• **Requirement**
Rewrite the records from the line with "button[interactable]: Devices <box>200" up to and including the line with "staticText: Devices <box>226", swapping "Groups" for "Teams" and leaving everything else unchanged.

• **Raw records**
* Begin *

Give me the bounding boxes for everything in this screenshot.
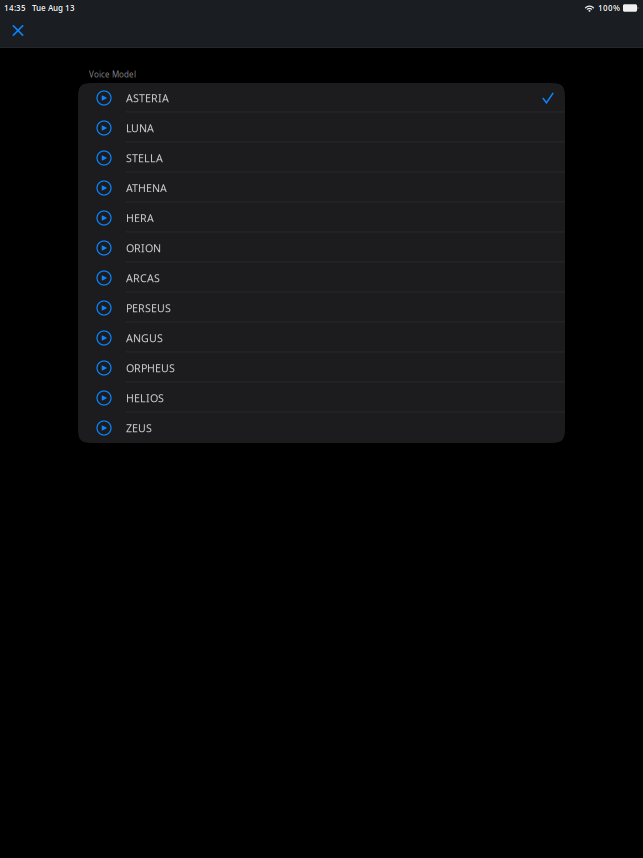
button[interactable]: ZEUS: [78, 413, 565, 443]
button[interactable]: LUNA: [78, 113, 565, 143]
staticText: ASTERIA: [126, 91, 169, 105]
button[interactable]: Close: [3, 18, 33, 46]
button[interactable]: ASTERIA: [78, 83, 565, 113]
staticText: HELIOS: [126, 391, 164, 405]
button[interactable]: PERSEUS: [78, 293, 565, 323]
staticText: 14:35: [4, 3, 26, 14]
staticText: PERSEUS: [126, 301, 171, 315]
button[interactable]: HERA: [78, 203, 565, 233]
button[interactable]: ATHENA: [78, 173, 565, 203]
button[interactable]: STELLA: [78, 143, 565, 173]
staticText: ZEUS: [126, 421, 152, 435]
button[interactable]: HELIOS: [78, 383, 565, 413]
staticText: ARCAS: [126, 271, 160, 285]
staticText: ORPHEUS: [126, 361, 175, 375]
button[interactable]: ARCAS: [78, 263, 565, 293]
staticText: ANGUS: [126, 331, 163, 345]
button[interactable]: ORPHEUS: [78, 353, 565, 383]
staticText: ATHENA: [126, 181, 167, 195]
button[interactable]: ORION: [78, 233, 565, 263]
staticText: Voice Model: [89, 69, 136, 80]
staticText: LUNA: [126, 121, 154, 135]
staticText: ORION: [126, 241, 161, 255]
staticText: 100%: [598, 3, 620, 14]
staticText: HERA: [126, 211, 154, 225]
staticText: Tue Aug 13: [32, 3, 75, 14]
staticText: STELLA: [126, 151, 163, 165]
button[interactable]: ANGUS: [78, 323, 565, 353]
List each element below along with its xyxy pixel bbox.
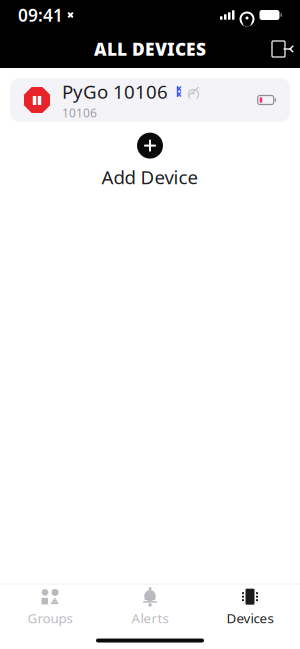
button[interactable]: Devices <box>200 584 300 630</box>
button[interactable]: Log out <box>266 34 300 64</box>
button[interactable]: Add Device <box>90 134 210 188</box>
staticText: Groups <box>28 609 72 627</box>
button[interactable]: Alerts <box>100 584 200 630</box>
button[interactable]: Groups <box>0 584 100 630</box>
staticText: Devices <box>226 609 274 627</box>
staticText: 10106 <box>62 105 97 121</box>
staticText: Alerts <box>132 609 168 627</box>
button[interactable]: PyGo 10106 <box>10 78 290 122</box>
staticText: 09:41 <box>18 4 63 26</box>
staticText: Add Device <box>102 165 198 189</box>
staticText: ALL DEVICES <box>94 38 206 60</box>
staticText: PyGo 10106 <box>62 79 168 104</box>
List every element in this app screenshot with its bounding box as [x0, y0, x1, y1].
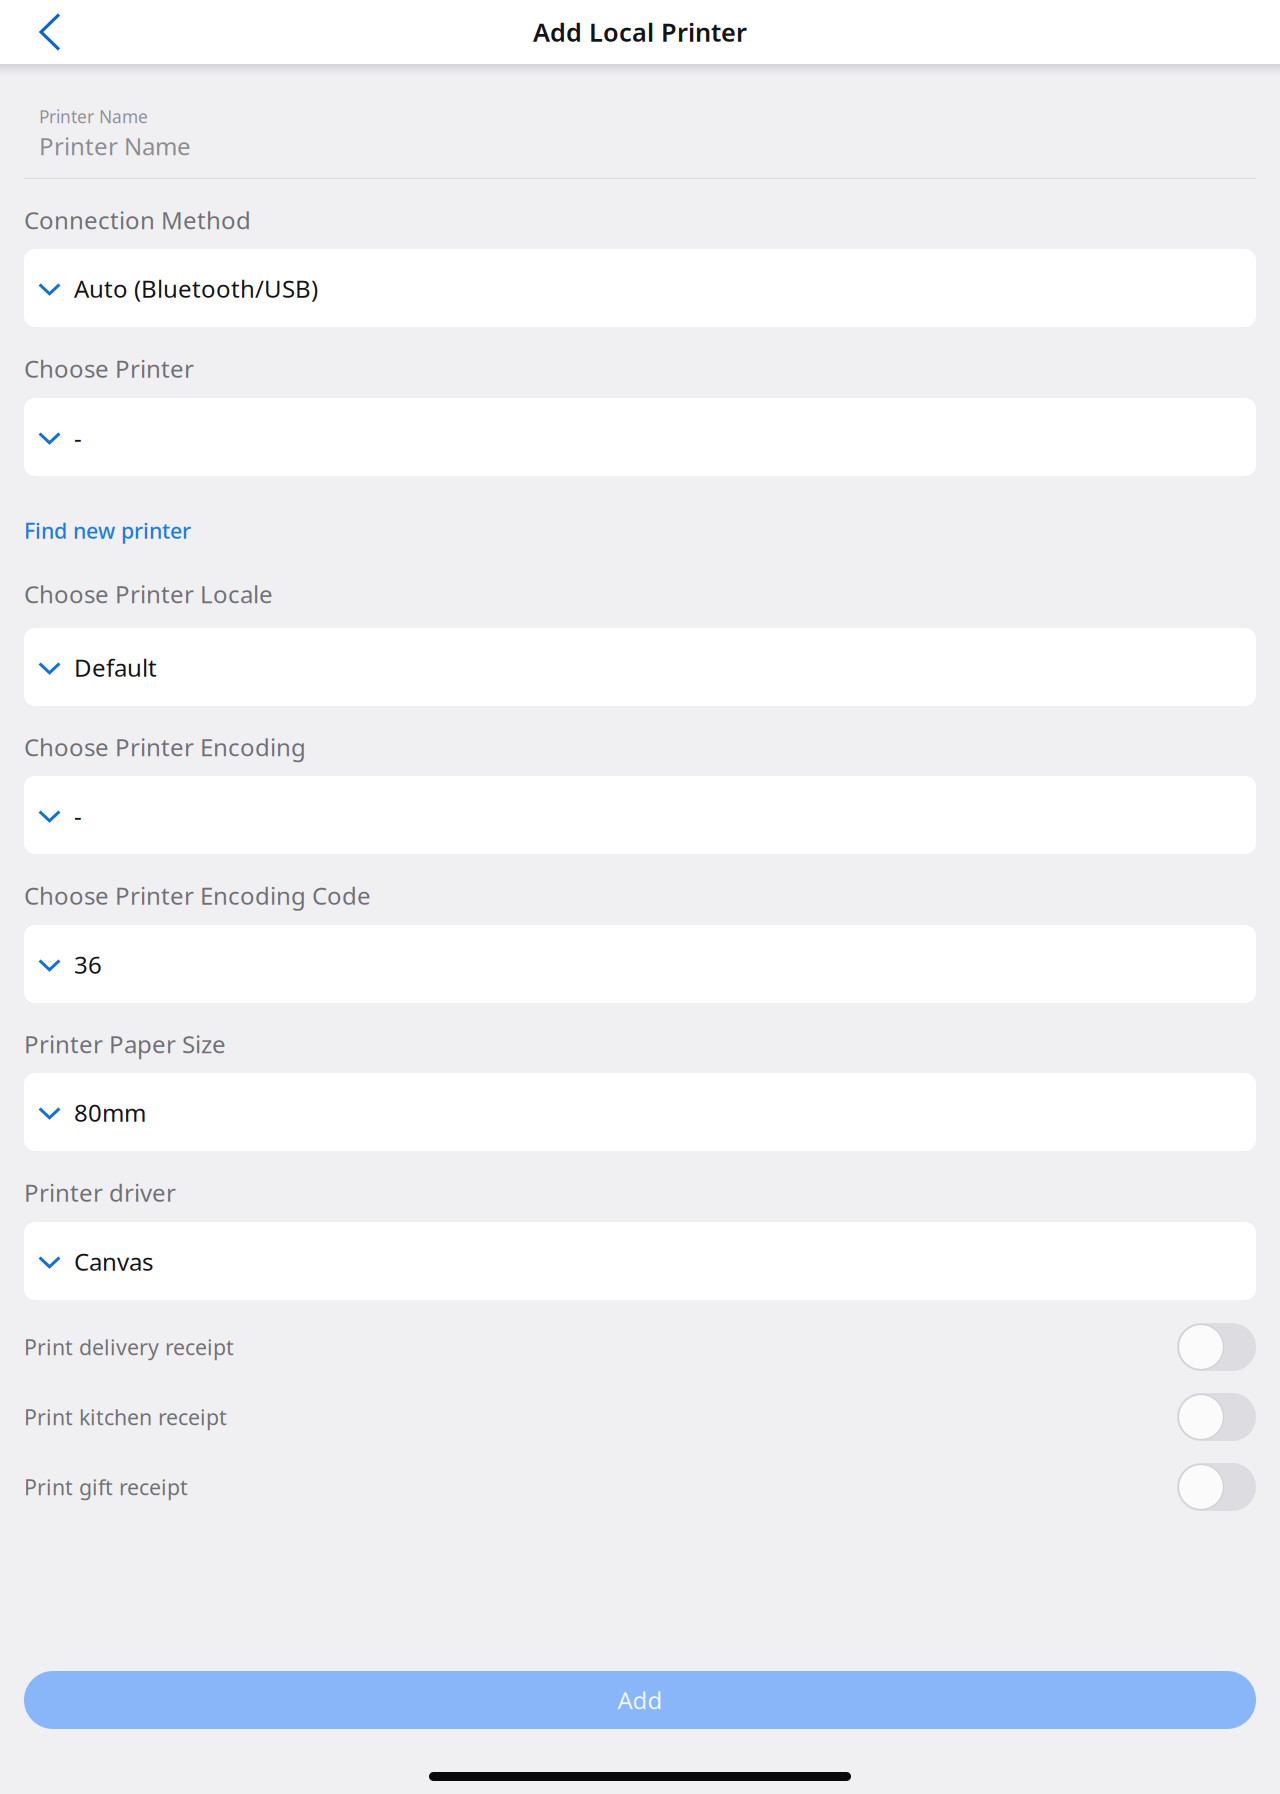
staticText: Add Local Printer — [533, 15, 747, 49]
button[interactable]: 36 — [24, 925, 1256, 1003]
button[interactable]: Default — [24, 628, 1256, 706]
staticText: Print kitchen receipt — [24, 1403, 227, 1431]
button[interactable]: Canvas — [24, 1222, 1256, 1300]
staticText: Default — [74, 652, 157, 684]
staticText: - — [74, 422, 82, 454]
staticText: Add — [618, 1684, 662, 1716]
staticText: Auto (Bluetooth/USB) — [74, 273, 318, 304]
staticText: Printer driver — [24, 1177, 176, 1208]
button[interactable]: Back — [0, 0, 100, 64]
staticText: Choose Printer Encoding Code — [24, 880, 371, 912]
button[interactable]: Printer Name — [24, 64, 1256, 179]
staticText: Printer Name — [39, 130, 191, 158]
button[interactable]: Auto (Bluetooth/USB) — [24, 249, 1256, 327]
button[interactable]: Print kitchen receipt — [24, 1382, 1256, 1452]
button[interactable]: - — [24, 776, 1256, 854]
staticText: Choose Printer — [24, 353, 194, 384]
staticText: Printer Paper Size — [24, 1028, 226, 1060]
staticText: Choose Printer Locale — [24, 578, 273, 610]
button[interactable]: Find new printer — [24, 476, 1256, 548]
staticText: Print gift receipt — [24, 1473, 188, 1501]
button[interactable]: 80mm — [24, 1073, 1256, 1151]
button[interactable]: Print delivery receipt — [24, 1312, 1256, 1382]
button[interactable]: Print gift receipt — [24, 1452, 1256, 1522]
staticText: - — [74, 800, 82, 832]
staticText: Print delivery receipt — [24, 1333, 234, 1361]
staticText: 36 — [74, 949, 102, 980]
staticText: Canvas — [74, 1246, 153, 1278]
staticText: Connection Method — [24, 204, 251, 236]
button[interactable]: - — [24, 398, 1256, 476]
staticText: Find new printer — [24, 516, 191, 545]
button[interactable]: Add — [24, 1671, 1256, 1729]
staticText: Choose Printer Encoding — [24, 731, 306, 763]
staticText: 80mm — [74, 1097, 146, 1128]
staticText: Printer Name — [39, 105, 148, 126]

* End *

• **Full response**
button[interactable]: Devices <box>200 584 300 630</box>
button[interactable]: Log out <box>266 34 300 64</box>
button[interactable]: Add Device <box>90 134 210 188</box>
staticText: Teams <box>28 609 72 627</box>
button[interactable]: Alerts <box>100 584 200 630</box>
button[interactable]: Teams <box>0 584 100 630</box>
staticText: Devices <box>226 609 274 627</box>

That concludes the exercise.